* **RECORDS FOR PROCESSING**
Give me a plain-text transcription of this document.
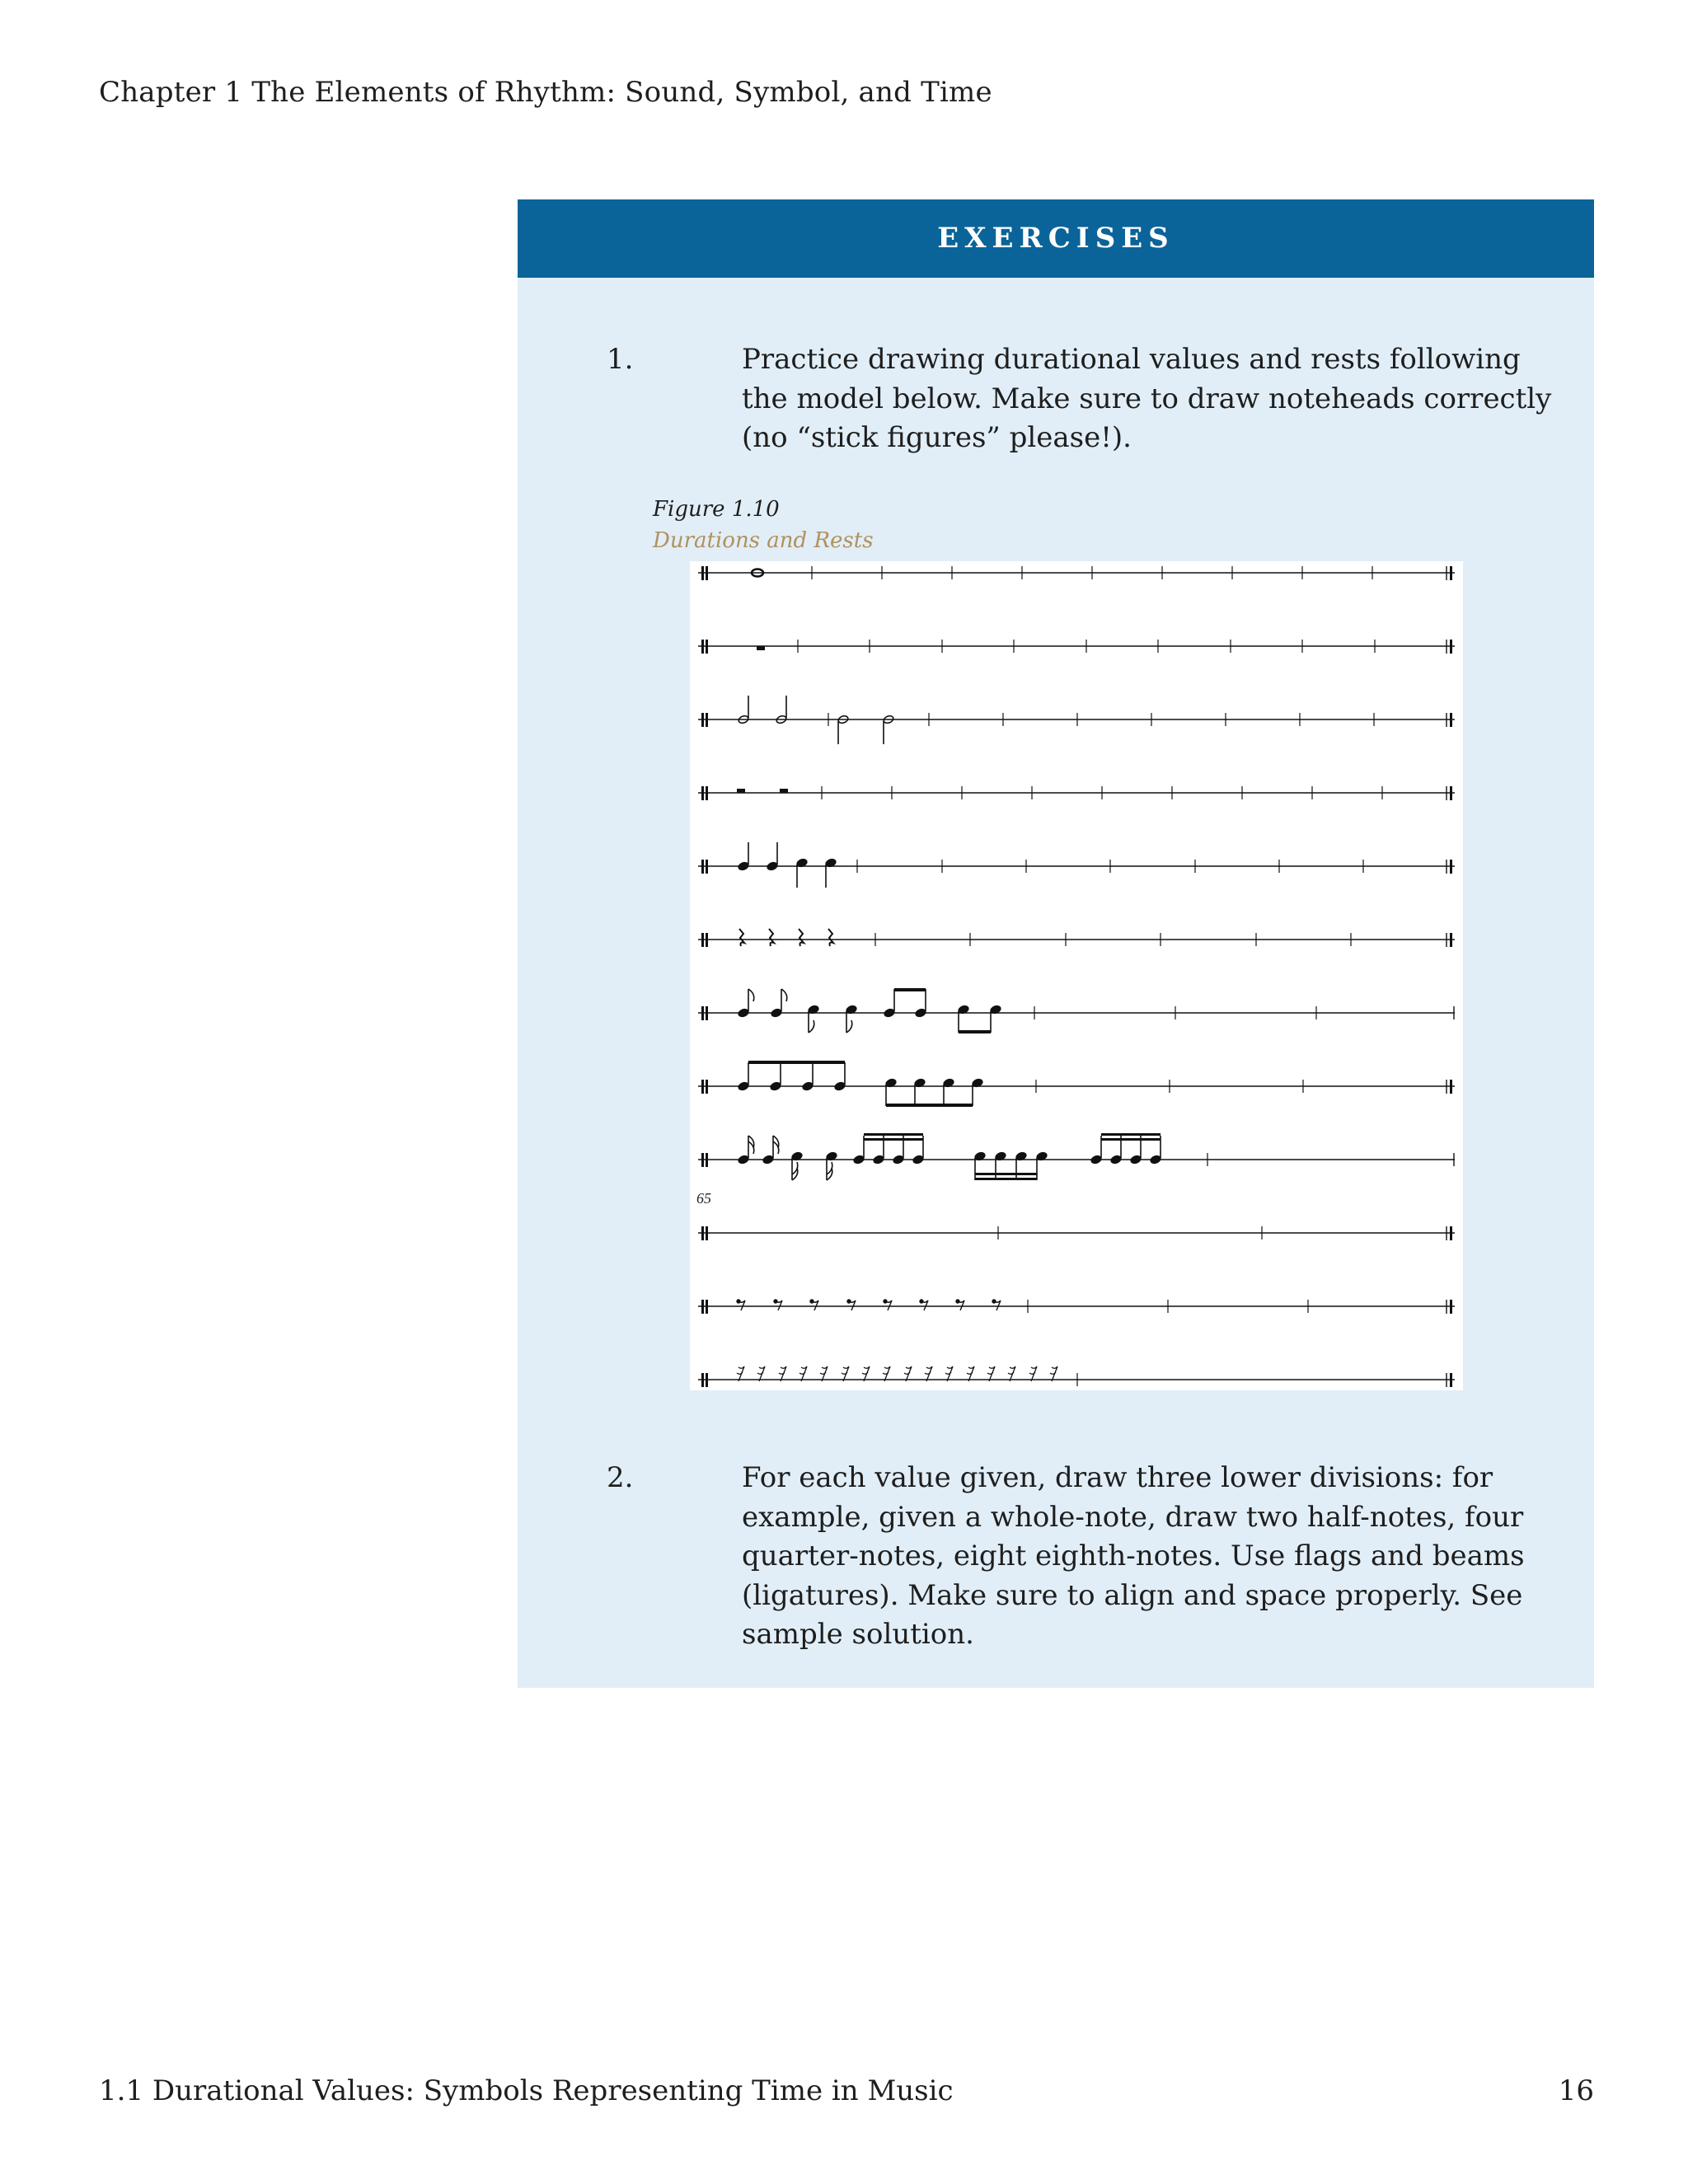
Chapter 1 The Elements of Rhythm: Sound, Symbol, and Time
EXERCISES
1.	Practice drawing durational values and rests following the model below. Make sure to draw noteheads correctly (no “stick figures” please!).
2.	For each value given, draw three lower divisions: for example, given a whole-note, draw two half-notes, four quarter-notes, eight eighth-notes. Use flags and beams (ligatures). Make sure to align and space properly. See sample solution.
Figure 1.10
Durations and Rests
65
1.1 Durational Values: Symbols Representing Time in Music	16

* **GIVEN TASK**
All records above are to be printed exactly, minus the pictures they contain.

* **COMPLETE RESPONSE**
Give me a plain-text transcription of this document.
Chapter 1 The Elements of Rhythm: Sound, Symbol, and Time
EXERCISES
1.	Practice drawing durational values and rests following the model below. Make sure to draw noteheads correctly (no “stick figures” please!).
2.	For each value given, draw three lower divisions: for example, given a whole-note, draw two half-notes, four quarter-notes, eight eighth-notes. Use flags and beams (ligatures). Make sure to align and space properly. See sample solution.
Figure 1.10
Durations and Rests
65
1.1 Durational Values: Symbols Representing Time in Music	16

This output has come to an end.